Stated goal:
Print the line that contains "Parse this screenshot: output" and every line after it through the last line of the records below, exactly as written and nothing else.
Start
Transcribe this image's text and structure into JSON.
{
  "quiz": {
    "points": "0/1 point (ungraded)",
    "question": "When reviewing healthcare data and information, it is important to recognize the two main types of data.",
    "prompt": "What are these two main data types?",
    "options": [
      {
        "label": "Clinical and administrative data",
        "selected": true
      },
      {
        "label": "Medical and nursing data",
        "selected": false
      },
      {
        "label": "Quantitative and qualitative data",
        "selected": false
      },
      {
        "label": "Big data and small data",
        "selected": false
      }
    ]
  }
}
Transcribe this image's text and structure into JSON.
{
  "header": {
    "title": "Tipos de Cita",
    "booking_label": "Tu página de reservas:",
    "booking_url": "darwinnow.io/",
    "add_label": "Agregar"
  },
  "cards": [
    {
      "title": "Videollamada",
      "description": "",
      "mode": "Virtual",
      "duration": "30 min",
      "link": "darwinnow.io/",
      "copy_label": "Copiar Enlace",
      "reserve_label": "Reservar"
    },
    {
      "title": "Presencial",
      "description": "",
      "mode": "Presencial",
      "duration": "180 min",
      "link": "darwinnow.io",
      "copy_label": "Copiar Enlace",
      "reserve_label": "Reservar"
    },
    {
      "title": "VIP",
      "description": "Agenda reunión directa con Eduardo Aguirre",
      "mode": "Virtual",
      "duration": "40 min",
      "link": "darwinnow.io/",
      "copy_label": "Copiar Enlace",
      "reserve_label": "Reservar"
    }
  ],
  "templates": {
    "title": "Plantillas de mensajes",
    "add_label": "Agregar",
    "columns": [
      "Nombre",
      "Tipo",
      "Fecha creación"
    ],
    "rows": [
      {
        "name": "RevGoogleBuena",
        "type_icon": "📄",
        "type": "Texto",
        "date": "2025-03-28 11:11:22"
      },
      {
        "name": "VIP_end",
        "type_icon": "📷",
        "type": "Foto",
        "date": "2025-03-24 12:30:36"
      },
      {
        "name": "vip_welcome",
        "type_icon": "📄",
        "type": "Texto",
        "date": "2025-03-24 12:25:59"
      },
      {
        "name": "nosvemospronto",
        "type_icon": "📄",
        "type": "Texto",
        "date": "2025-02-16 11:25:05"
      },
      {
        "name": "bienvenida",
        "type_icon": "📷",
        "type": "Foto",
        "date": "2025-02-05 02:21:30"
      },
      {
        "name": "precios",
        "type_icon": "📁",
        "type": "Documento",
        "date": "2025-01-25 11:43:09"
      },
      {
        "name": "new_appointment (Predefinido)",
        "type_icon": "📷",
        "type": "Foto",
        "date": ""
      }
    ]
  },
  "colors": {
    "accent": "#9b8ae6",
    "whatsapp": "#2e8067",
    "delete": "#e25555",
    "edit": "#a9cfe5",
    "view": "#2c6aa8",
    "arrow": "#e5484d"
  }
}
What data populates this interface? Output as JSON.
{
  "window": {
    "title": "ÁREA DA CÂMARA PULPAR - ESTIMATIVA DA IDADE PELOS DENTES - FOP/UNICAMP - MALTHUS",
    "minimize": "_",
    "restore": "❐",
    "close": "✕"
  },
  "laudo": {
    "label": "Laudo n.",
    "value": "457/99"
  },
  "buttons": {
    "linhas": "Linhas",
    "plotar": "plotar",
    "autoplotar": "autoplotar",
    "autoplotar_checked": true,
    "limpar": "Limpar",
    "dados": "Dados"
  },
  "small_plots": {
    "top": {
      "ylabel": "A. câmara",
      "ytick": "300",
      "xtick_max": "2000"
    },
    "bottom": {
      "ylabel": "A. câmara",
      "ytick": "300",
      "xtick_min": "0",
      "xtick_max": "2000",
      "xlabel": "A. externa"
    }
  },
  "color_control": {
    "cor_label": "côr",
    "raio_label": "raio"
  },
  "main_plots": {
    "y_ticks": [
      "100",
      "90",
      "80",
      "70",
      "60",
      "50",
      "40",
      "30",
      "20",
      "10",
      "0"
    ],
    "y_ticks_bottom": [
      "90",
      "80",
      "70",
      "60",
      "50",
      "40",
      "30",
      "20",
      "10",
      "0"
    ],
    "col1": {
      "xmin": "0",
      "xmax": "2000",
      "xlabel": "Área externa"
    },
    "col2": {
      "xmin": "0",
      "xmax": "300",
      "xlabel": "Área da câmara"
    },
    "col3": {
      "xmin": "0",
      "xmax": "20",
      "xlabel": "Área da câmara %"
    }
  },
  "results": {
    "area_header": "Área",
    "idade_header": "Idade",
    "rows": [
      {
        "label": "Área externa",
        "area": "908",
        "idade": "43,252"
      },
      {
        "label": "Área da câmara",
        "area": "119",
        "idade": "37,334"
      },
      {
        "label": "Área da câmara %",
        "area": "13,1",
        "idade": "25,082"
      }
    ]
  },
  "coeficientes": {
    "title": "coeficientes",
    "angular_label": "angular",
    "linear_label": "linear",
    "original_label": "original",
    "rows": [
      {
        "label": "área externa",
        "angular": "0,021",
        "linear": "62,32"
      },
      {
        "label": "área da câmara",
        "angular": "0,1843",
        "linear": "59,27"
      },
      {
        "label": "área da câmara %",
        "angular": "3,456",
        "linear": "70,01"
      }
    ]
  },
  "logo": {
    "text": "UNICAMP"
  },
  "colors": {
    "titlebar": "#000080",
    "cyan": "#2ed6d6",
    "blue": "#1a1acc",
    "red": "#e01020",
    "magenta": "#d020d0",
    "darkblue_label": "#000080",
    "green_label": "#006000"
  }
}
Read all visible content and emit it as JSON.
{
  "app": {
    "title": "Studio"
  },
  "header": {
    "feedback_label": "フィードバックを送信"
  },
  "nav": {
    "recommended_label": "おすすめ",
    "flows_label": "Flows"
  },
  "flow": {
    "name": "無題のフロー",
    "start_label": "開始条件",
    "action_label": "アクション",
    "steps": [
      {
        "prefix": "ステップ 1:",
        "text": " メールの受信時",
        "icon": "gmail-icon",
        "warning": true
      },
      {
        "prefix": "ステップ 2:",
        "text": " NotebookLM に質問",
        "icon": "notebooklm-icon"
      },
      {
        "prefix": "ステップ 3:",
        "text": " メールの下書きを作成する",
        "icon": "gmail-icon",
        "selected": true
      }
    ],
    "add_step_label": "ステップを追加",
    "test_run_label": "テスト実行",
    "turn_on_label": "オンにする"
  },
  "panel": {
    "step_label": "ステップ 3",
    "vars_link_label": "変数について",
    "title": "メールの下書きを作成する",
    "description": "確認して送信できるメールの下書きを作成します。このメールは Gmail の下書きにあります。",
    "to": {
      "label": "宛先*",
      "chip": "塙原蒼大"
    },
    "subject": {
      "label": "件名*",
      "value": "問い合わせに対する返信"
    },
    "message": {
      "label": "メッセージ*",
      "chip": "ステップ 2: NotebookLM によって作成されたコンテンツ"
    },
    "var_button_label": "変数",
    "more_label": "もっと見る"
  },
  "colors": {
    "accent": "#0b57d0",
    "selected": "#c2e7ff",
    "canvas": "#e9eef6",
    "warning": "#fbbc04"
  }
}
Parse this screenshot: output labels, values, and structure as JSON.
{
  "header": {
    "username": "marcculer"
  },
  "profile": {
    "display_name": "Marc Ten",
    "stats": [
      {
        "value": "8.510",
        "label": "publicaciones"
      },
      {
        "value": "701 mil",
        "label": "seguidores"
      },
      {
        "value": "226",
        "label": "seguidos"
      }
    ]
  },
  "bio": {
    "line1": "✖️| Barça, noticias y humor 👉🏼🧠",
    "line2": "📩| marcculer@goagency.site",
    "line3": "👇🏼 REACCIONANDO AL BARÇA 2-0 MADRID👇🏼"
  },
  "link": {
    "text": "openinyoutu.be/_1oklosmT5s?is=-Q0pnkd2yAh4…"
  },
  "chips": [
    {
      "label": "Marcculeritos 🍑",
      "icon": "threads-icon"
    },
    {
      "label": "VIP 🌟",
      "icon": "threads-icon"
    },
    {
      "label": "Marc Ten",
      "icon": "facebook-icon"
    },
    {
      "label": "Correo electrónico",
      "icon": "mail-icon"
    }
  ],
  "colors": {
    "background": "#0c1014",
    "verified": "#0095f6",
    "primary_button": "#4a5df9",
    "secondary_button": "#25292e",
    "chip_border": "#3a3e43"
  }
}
End
Exercise output:
Parse this screenshot: output labels, values, and structure as JSON.
{
  "header": {
    "username": "marcculer"
  },
  "profile": {
    "display_name": "Marc Ten",
    "stats": [
      {
        "value": "8.510",
        "label": "publicaciones"
      },
      {
        "value": "701 mil",
        "label": "seguidores"
      },
      {
        "value": "226",
        "label": "seguidos"
      }
    ]
  },
  "bio": {
    "line1": "✖️| Barça, noticias y humor 👉🏼🧠",
    "line2": "📩| marcculer@goagency.site",
    "line3": "👇🏼 REACCIONANDO AL BARÇA 2-0 MADRID👇🏼"
  },
  "link": {
    "text": "openinyoutu.be/_1oklosmT5s?is=-Q0pnkd2yAh4…"
  },
  "chips": [
    {
      "label": "Marcculeritos 🍑",
      "icon": "threads-icon"
    },
    {
      "label": "VIP 🌟",
      "icon": "threads-icon"
    },
    {
      "label": "Marc Ten",
      "icon": "facebook-icon"
    },
    {
      "label": "Correo electrónico",
      "icon": "mail-icon"
    }
  ],
  "colors": {
    "background": "#0c1014",
    "verified": "#0095f6",
    "primary_button": "#4a5df9",
    "secondary_button": "#25292e",
    "chip_border": "#3a3e43"
  }
}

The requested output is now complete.